Start of Task input

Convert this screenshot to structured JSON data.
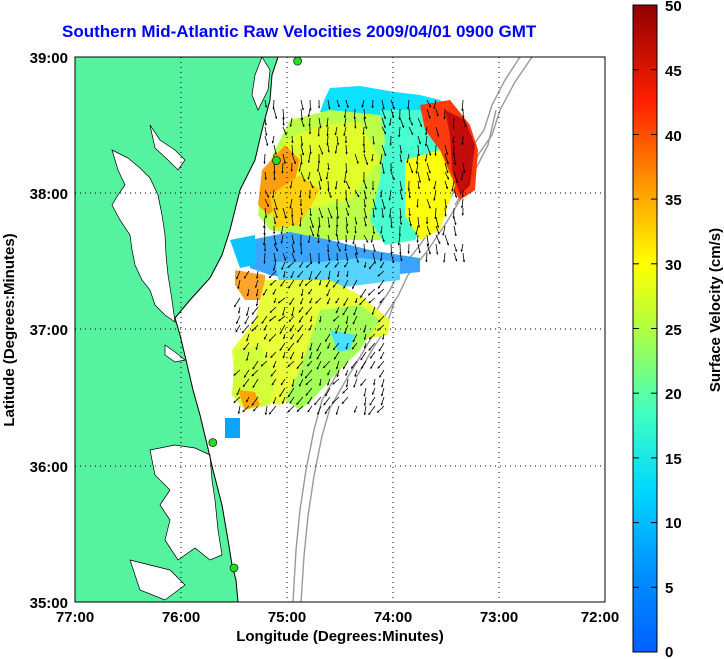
{
  "title": "Southern Mid-Atlantic Raw Velocities 2009/04/01 0900 GMT",
  "axes": {
    "xlabel": "Longitude (Degrees:Minutes)",
    "ylabel": "Latitude (Degrees:Minutes)",
    "x_ticks": [
      "77:00",
      "76:00",
      "75:00",
      "74:00",
      "73:00",
      "72:00"
    ],
    "y_ticks": [
      "39:00",
      "38:00",
      "37:00",
      "36:00",
      "35:00"
    ]
  },
  "colorbar": {
    "label": "Surface Velocity (cm/s)",
    "ticks": [
      "0",
      "5",
      "10",
      "15",
      "20",
      "25",
      "30",
      "35",
      "40",
      "45",
      "50"
    ],
    "range": [
      0,
      50
    ],
    "colormap": "jet"
  },
  "colors": {
    "land": "#55f2a0",
    "title": "#0000ff",
    "station": "#22dd22"
  },
  "chart_data": {
    "type": "vector-field-map",
    "title": "Southern Mid-Atlantic Raw Velocities 2009/04/01 0900 GMT",
    "xlabel": "Longitude (Degrees:Minutes)",
    "ylabel": "Latitude (Degrees:Minutes)",
    "xlim": [
      -77,
      -72
    ],
    "ylim": [
      35,
      39
    ],
    "grid": true,
    "stations": [
      {
        "lon": -74.9,
        "lat": 38.97
      },
      {
        "lon": -75.1,
        "lat": 38.24
      },
      {
        "lon": -75.7,
        "lat": 36.17
      },
      {
        "lon": -75.5,
        "lat": 35.25
      }
    ]
  }
}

End of Task input

Task goal
Identify the lines of the entries containing the string "Southern". Copy each such line.

Finished exercise
  "title": "Southern Mid-Atlantic Raw Velocities 2009/04/01 0900 GMT",
    "title": "Southern Mid-Atlantic Raw Velocities 2009/04/01 0900 GMT",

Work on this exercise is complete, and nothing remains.